Extract from the listing each line in which the word "temperature" appears.
-*-
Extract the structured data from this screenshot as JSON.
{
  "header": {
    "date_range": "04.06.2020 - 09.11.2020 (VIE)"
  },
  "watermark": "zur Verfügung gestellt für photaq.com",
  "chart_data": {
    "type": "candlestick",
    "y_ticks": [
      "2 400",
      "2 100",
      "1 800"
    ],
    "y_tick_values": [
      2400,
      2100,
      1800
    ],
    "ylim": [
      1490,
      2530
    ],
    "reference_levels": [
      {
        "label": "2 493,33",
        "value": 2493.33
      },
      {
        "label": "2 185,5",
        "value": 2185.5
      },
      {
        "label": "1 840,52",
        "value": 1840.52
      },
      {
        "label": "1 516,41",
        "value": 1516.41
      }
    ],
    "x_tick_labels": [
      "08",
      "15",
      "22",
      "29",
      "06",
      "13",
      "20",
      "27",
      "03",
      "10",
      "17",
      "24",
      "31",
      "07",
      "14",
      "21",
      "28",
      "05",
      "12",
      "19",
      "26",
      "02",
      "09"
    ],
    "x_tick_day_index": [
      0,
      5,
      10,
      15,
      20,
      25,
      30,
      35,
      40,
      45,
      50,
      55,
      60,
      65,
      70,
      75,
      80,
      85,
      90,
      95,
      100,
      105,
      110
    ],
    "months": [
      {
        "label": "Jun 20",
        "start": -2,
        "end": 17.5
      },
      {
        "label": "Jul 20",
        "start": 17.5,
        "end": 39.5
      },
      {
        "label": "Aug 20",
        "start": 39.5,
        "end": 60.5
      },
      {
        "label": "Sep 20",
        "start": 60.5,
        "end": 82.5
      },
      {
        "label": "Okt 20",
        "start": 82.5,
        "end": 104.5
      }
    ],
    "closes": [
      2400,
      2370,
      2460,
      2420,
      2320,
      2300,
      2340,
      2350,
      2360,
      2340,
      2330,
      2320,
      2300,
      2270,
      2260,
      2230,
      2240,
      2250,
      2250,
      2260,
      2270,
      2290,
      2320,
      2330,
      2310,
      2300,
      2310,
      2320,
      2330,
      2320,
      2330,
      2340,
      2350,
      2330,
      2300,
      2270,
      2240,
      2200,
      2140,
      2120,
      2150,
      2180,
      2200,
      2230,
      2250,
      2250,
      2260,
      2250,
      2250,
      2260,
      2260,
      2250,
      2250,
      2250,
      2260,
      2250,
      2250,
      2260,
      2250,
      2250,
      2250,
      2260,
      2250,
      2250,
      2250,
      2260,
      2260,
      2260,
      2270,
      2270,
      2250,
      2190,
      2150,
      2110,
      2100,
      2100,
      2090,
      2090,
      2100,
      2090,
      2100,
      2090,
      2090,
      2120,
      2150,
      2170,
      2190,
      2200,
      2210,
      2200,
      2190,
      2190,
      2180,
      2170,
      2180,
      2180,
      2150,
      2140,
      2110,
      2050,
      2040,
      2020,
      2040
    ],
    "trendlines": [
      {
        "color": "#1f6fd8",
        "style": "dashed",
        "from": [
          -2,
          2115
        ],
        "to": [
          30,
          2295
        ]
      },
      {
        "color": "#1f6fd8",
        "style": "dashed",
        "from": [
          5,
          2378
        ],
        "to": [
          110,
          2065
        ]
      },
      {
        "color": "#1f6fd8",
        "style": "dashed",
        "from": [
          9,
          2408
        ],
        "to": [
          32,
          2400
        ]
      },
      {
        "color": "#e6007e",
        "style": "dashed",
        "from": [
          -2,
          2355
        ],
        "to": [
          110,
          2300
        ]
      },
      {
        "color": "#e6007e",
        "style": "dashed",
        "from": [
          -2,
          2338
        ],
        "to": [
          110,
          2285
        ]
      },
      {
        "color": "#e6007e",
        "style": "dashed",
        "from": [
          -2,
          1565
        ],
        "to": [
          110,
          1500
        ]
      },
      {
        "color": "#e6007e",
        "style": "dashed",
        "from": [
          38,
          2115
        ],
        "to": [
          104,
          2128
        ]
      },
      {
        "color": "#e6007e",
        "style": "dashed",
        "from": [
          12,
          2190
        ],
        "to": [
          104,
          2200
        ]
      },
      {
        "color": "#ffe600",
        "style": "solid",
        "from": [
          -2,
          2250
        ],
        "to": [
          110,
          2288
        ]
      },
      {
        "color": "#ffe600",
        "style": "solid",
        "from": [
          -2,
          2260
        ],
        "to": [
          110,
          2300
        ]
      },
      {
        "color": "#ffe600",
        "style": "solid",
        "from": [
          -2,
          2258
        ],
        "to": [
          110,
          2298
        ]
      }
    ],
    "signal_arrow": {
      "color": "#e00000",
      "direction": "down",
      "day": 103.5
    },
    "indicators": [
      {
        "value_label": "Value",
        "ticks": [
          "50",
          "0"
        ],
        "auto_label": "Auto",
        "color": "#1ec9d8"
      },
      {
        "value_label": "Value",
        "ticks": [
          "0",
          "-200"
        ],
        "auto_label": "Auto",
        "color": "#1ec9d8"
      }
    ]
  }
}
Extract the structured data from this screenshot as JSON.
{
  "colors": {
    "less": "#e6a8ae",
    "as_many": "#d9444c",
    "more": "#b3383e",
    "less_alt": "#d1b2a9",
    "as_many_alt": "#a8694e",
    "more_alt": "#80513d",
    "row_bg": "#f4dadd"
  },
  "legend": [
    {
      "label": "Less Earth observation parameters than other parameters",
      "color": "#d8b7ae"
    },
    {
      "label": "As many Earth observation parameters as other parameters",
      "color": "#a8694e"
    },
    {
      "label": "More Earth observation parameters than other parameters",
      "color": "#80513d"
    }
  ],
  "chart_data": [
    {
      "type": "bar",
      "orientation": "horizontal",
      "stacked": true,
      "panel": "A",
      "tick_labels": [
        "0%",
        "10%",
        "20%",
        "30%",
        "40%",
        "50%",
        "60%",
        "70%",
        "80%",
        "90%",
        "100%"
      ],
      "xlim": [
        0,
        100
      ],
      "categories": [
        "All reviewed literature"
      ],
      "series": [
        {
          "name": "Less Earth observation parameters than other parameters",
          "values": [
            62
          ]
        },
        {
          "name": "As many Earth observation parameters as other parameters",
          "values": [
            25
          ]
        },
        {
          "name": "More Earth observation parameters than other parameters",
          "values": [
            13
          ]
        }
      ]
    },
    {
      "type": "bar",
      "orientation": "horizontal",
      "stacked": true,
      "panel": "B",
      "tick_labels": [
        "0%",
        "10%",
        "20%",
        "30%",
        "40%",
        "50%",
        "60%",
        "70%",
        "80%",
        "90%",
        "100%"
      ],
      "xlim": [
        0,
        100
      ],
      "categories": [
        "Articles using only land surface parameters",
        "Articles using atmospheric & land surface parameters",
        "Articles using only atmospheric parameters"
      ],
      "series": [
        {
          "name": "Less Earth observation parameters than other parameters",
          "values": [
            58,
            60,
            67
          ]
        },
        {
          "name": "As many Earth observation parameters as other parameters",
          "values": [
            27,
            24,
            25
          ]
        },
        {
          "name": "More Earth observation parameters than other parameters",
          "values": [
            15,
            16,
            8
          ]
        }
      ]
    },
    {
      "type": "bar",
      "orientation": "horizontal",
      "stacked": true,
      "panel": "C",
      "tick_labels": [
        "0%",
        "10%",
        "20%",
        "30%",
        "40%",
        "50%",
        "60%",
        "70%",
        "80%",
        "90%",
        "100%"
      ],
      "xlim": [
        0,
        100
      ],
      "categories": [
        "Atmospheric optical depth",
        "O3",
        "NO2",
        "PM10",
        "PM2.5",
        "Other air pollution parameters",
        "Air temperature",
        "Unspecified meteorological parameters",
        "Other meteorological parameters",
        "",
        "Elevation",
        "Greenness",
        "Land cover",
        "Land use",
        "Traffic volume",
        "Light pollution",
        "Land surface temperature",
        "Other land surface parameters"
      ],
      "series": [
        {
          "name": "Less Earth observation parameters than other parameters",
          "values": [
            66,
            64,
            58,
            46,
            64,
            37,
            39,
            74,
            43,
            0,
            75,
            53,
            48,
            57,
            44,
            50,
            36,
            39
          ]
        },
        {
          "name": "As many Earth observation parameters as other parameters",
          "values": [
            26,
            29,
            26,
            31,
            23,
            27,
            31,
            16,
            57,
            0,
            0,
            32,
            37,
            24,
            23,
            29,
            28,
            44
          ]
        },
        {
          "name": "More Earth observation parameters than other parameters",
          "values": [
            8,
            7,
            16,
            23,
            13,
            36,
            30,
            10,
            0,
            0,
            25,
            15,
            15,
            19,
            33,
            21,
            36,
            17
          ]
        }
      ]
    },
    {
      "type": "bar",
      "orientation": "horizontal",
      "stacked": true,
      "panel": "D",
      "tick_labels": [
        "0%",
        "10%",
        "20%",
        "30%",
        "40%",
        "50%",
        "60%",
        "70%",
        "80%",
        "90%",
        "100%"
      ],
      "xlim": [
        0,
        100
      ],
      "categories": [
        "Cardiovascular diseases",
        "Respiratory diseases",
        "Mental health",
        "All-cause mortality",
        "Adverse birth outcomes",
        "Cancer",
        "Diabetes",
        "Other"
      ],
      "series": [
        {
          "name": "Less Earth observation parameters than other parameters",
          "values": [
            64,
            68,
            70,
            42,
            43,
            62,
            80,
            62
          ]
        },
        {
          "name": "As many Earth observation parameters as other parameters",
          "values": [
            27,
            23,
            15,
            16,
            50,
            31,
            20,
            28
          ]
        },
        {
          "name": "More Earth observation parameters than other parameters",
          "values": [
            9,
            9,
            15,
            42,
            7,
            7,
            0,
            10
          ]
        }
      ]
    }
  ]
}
-*-
» Result below:
        "Air temperature",
        "Land surface temperature",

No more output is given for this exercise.